- _Exercise goal_:
Find each line with the word "hempen" and say how many there are, nothing else.

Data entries
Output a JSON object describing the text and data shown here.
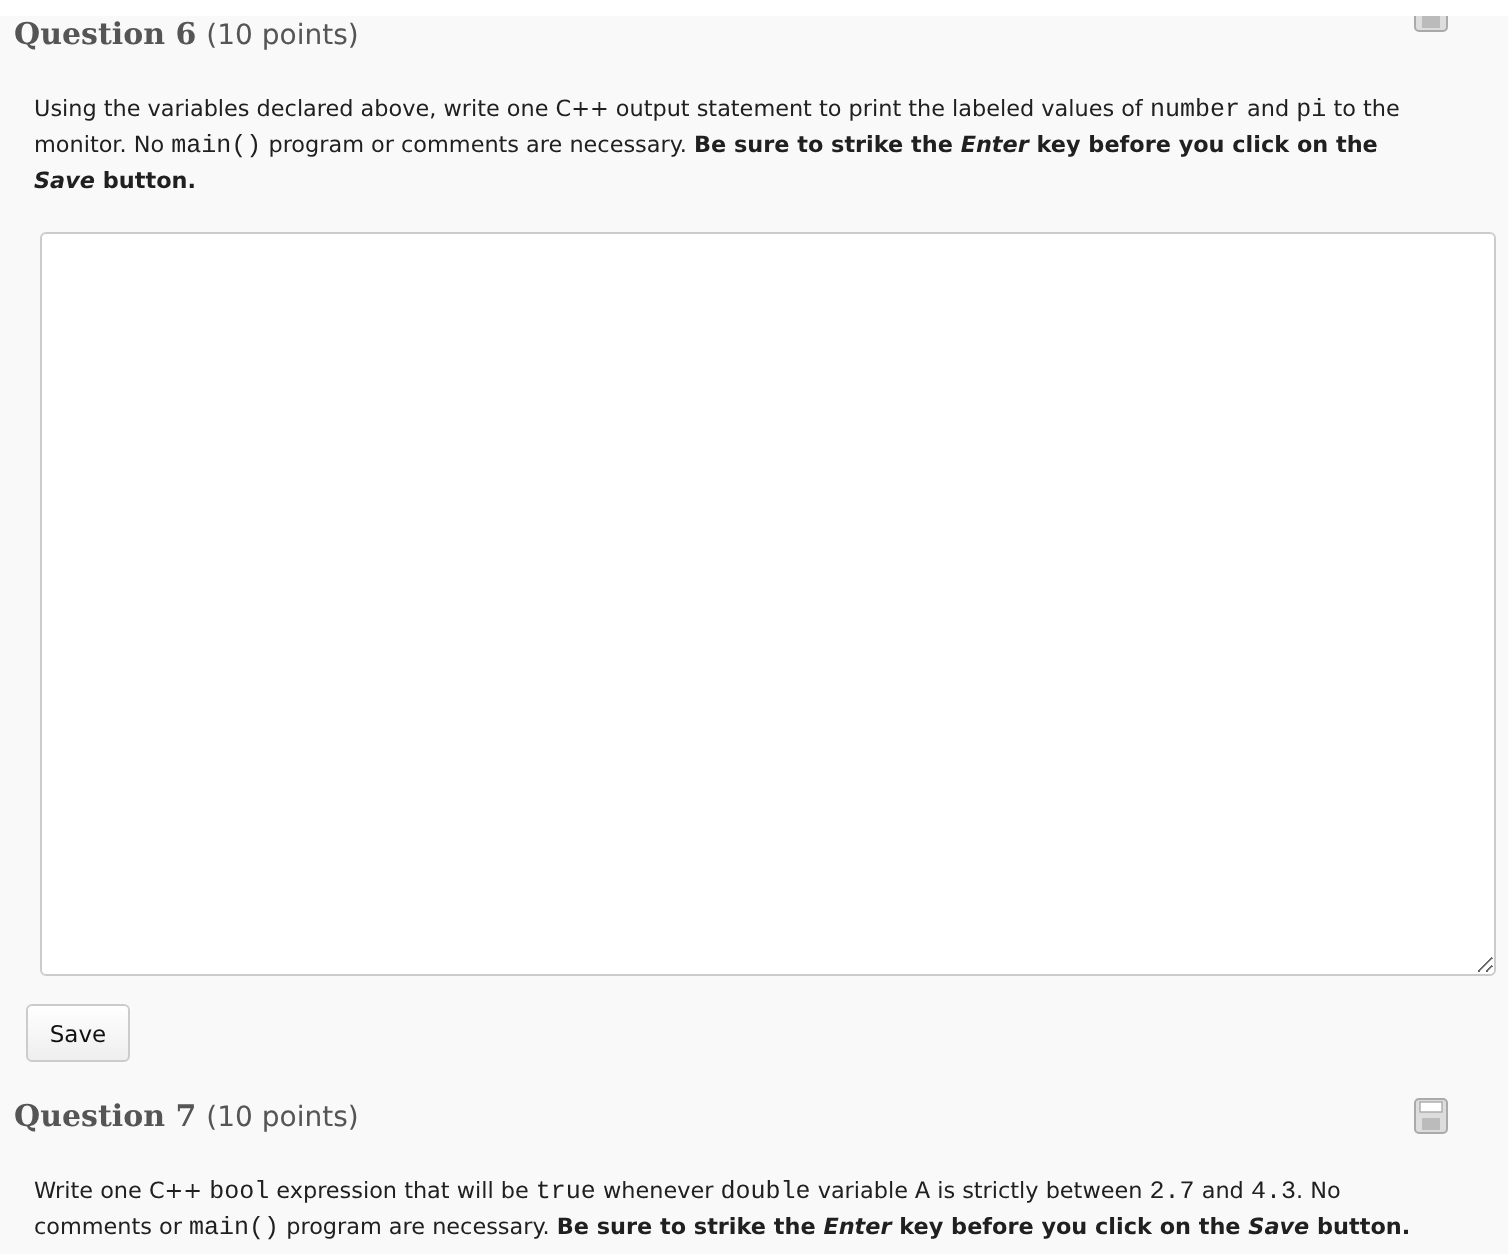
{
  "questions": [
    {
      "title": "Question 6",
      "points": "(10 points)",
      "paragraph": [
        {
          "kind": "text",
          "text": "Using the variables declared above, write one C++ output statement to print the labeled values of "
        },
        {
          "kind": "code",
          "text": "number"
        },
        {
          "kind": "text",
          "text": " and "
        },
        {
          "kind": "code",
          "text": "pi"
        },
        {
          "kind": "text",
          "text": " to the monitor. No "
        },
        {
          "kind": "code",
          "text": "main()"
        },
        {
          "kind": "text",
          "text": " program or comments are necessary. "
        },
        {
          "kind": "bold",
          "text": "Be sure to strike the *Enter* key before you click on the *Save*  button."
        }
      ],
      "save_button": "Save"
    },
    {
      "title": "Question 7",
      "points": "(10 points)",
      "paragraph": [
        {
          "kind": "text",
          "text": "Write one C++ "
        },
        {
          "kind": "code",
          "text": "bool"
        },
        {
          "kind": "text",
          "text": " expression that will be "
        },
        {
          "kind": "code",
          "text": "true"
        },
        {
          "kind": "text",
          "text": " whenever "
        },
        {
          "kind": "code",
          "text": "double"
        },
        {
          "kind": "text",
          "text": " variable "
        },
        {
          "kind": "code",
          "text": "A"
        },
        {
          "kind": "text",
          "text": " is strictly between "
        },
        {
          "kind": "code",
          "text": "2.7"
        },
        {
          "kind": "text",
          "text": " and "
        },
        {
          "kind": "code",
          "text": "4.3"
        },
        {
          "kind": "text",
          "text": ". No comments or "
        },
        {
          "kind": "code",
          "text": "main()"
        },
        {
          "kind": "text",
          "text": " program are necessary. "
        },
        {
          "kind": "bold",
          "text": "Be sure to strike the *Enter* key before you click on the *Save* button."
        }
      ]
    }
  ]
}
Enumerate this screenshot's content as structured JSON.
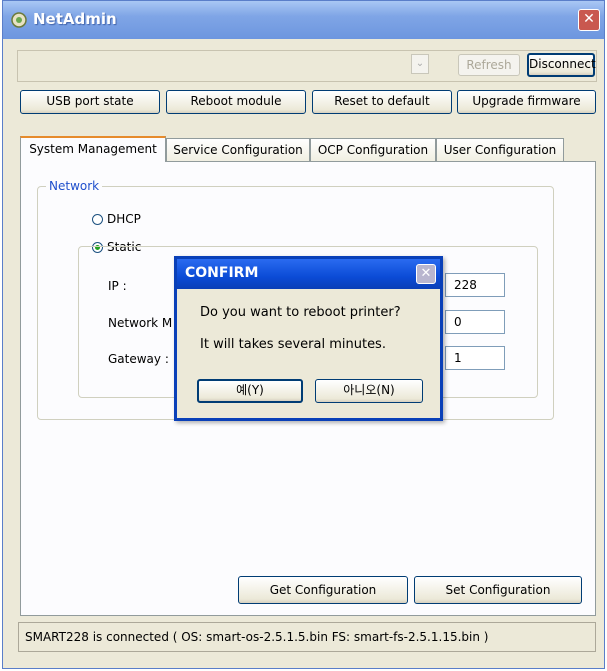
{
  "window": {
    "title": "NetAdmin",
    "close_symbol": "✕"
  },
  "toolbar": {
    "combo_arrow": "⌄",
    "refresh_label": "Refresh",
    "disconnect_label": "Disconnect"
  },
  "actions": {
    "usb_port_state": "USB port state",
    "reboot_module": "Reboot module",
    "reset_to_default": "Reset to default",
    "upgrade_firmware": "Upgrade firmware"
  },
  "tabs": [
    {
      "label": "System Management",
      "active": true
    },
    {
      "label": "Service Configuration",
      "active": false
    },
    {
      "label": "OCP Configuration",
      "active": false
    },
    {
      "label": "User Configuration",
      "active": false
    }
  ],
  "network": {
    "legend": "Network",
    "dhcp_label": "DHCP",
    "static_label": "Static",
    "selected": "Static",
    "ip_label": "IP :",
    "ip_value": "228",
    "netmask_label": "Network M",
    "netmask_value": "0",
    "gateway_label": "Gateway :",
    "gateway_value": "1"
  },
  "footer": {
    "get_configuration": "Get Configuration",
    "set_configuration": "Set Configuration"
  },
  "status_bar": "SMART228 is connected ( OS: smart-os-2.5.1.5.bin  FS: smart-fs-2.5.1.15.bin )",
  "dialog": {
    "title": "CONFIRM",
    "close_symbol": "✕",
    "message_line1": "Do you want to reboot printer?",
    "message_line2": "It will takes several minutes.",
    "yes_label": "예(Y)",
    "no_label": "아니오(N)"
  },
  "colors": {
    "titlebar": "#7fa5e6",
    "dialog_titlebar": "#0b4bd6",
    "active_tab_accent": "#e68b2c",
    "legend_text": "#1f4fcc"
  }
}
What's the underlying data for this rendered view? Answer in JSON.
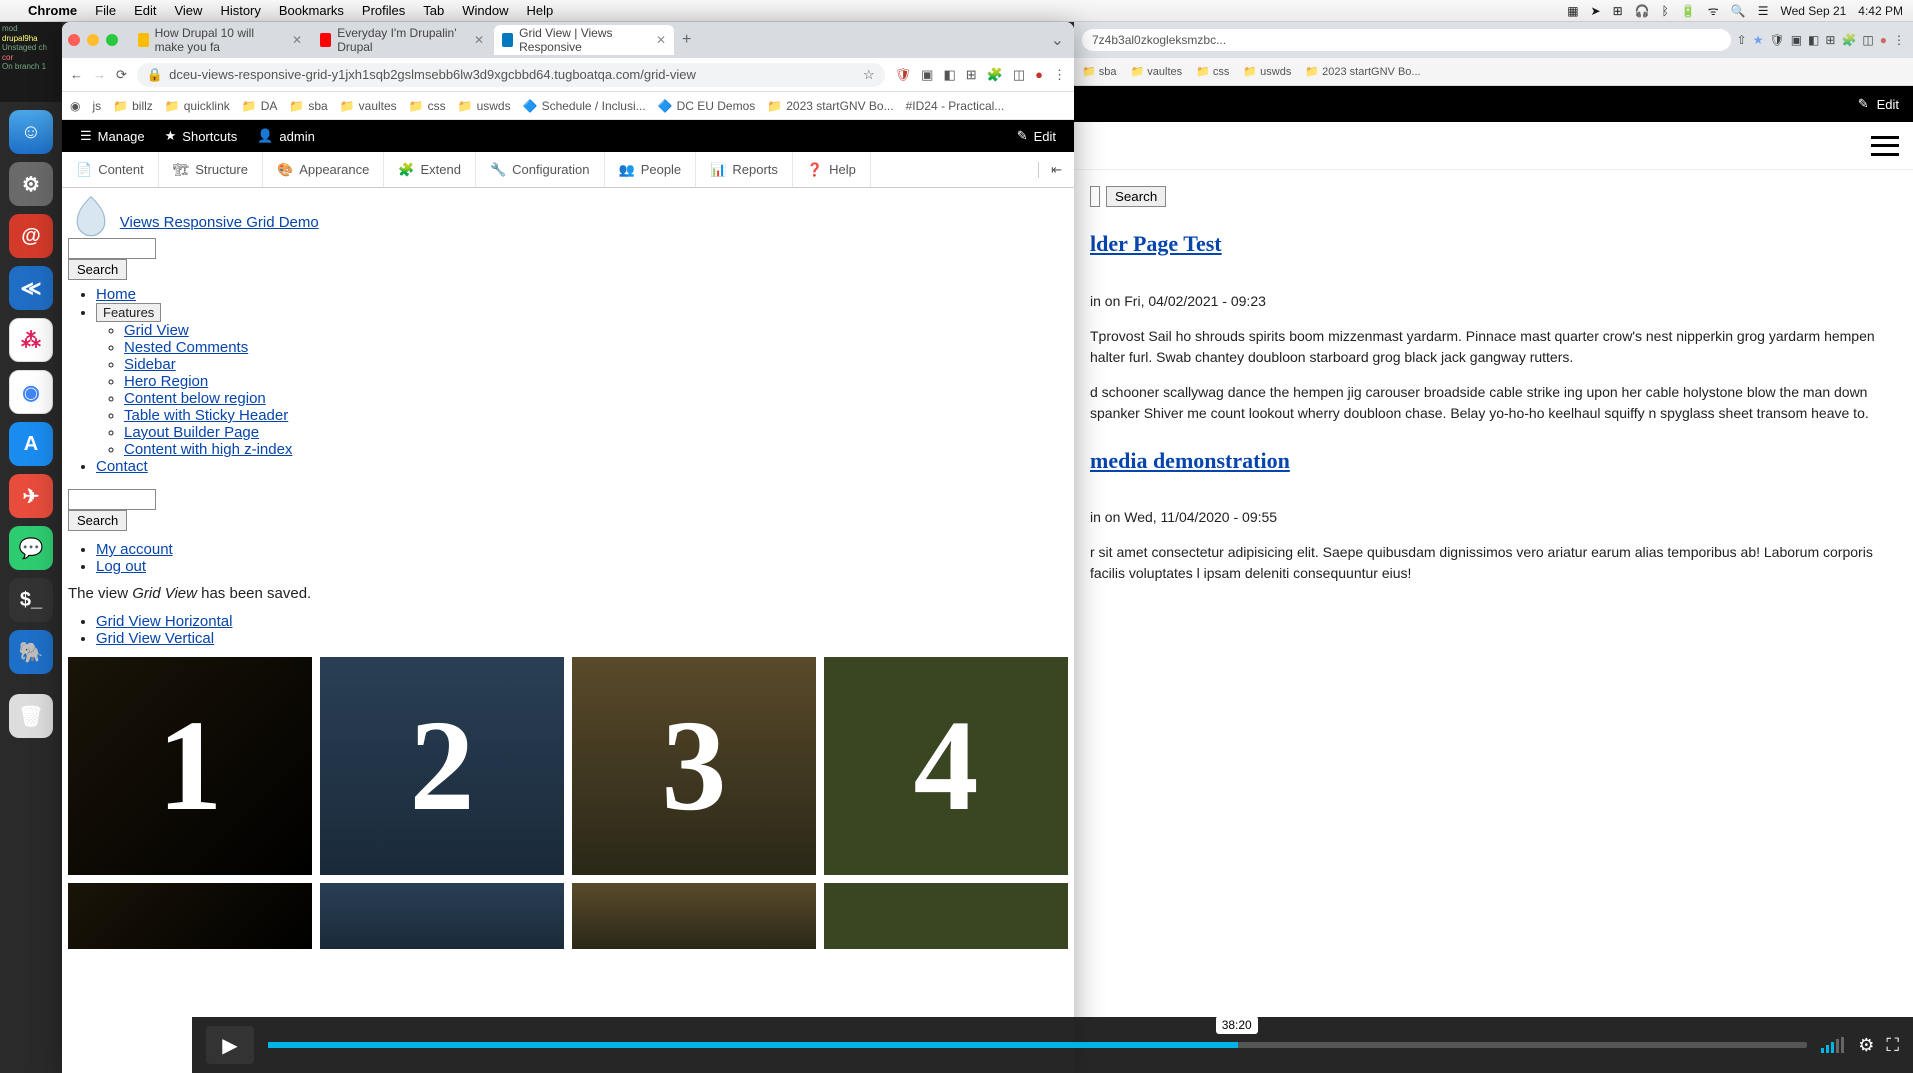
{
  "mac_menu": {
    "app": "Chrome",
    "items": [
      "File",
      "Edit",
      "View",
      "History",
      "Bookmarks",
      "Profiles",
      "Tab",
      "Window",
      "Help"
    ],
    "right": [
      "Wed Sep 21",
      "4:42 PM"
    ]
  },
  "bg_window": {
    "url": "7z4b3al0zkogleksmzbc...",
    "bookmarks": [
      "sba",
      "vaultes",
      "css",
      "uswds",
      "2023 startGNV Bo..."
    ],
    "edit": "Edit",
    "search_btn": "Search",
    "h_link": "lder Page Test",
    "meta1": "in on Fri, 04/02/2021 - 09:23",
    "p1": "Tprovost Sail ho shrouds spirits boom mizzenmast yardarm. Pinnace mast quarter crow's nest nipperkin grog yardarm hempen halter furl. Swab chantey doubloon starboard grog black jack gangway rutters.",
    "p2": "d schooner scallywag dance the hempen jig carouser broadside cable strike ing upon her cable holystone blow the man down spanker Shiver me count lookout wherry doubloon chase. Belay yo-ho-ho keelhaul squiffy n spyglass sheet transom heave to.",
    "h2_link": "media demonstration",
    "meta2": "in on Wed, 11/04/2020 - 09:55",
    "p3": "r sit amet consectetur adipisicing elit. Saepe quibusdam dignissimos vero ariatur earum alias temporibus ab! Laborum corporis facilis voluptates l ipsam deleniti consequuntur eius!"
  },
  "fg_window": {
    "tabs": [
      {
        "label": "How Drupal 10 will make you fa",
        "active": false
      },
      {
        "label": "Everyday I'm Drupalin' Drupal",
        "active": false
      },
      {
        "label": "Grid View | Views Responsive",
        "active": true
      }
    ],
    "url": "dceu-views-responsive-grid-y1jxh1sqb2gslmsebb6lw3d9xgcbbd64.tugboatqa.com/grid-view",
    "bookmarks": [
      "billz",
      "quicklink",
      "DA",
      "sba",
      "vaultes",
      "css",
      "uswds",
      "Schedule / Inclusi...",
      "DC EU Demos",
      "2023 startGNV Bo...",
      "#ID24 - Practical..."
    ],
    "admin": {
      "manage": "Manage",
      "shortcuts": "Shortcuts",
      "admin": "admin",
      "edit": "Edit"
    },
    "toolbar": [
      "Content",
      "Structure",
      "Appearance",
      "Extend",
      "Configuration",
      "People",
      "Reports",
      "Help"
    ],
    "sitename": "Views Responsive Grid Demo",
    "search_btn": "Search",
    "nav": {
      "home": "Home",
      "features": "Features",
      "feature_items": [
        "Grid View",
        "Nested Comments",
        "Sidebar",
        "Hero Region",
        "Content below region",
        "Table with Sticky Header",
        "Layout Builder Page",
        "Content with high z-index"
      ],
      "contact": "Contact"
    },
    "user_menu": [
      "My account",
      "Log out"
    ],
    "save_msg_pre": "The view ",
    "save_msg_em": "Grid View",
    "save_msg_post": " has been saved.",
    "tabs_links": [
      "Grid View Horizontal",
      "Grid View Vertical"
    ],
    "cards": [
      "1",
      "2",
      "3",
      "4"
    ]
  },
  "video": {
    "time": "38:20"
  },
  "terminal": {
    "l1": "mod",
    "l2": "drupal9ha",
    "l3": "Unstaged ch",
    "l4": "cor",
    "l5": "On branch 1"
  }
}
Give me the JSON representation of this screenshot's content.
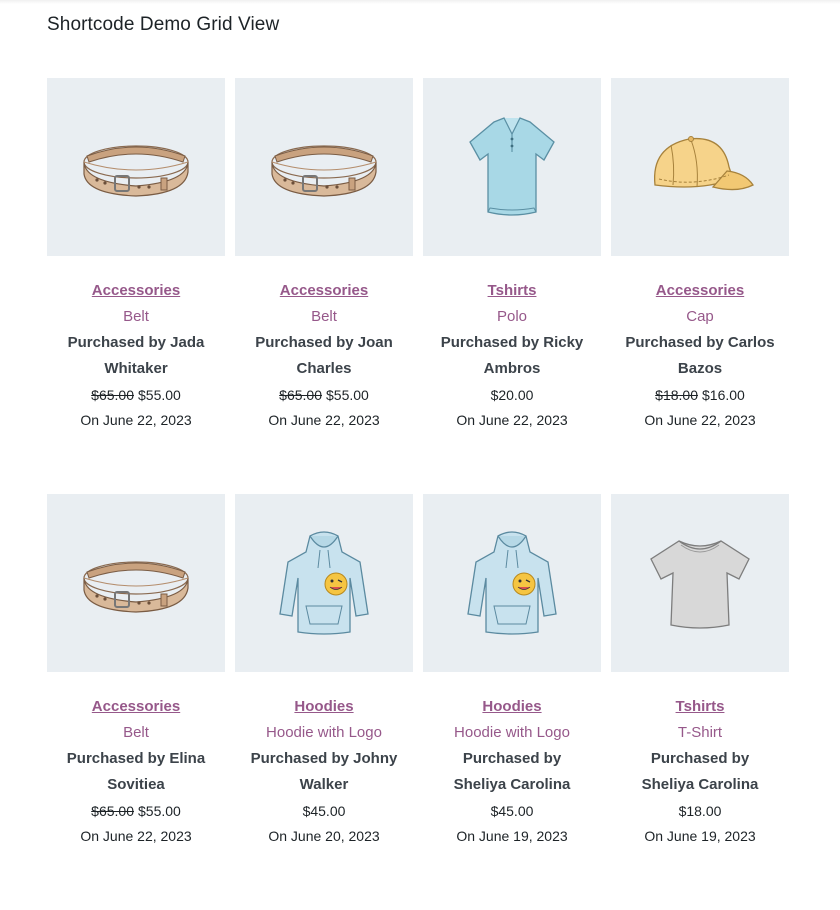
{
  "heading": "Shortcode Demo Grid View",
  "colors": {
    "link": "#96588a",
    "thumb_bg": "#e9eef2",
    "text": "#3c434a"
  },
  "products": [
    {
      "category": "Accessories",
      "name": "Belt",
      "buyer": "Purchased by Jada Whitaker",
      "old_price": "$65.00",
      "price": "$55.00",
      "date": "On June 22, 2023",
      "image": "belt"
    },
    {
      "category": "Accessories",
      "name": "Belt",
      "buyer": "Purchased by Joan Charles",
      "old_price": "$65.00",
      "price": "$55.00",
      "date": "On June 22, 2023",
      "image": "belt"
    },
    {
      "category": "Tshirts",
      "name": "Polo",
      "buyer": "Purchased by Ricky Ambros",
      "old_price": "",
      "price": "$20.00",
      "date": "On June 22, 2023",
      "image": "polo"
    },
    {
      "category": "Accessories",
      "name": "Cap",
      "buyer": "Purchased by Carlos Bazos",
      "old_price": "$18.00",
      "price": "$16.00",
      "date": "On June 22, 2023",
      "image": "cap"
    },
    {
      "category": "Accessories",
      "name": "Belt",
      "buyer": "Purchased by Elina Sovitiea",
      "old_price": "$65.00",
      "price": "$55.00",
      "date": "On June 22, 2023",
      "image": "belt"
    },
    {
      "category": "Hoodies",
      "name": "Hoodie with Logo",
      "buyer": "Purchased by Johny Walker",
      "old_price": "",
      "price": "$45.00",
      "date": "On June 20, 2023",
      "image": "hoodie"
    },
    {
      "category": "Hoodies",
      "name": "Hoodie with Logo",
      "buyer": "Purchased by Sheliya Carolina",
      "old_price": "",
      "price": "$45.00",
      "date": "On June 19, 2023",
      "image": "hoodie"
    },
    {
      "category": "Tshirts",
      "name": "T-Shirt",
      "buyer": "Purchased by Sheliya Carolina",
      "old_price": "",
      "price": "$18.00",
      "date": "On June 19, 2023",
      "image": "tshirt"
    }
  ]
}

- _Written response_:
2